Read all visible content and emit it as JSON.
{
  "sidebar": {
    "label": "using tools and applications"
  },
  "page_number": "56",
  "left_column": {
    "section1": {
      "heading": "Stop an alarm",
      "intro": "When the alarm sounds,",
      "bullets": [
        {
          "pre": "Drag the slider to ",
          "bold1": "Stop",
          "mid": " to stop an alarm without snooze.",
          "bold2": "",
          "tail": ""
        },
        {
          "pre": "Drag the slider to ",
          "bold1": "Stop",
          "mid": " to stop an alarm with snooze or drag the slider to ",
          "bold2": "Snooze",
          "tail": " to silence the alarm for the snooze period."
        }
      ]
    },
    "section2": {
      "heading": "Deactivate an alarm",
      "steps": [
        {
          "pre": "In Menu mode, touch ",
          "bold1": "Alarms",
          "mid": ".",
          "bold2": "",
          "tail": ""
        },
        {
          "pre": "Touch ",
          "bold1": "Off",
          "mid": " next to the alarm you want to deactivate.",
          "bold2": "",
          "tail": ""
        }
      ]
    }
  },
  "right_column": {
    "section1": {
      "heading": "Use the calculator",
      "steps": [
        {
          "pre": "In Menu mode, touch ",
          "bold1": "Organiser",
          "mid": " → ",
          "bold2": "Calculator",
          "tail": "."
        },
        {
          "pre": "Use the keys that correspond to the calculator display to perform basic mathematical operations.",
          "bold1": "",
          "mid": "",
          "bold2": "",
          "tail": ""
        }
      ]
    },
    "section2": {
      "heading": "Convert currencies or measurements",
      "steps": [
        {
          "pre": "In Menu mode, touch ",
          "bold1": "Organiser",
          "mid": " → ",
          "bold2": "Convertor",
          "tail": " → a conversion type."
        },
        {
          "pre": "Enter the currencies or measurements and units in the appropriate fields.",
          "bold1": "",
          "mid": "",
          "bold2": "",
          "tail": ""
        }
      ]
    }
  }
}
===
> _Work to be completed_
Only lines with the string "heading" belong in your answer; copy each one.

> _Reply to the task_
      "heading": "Stop an alarm",
      "heading": "Deactivate an alarm",
      "heading": "Use the calculator",
      "heading": "Convert currencies or measurements",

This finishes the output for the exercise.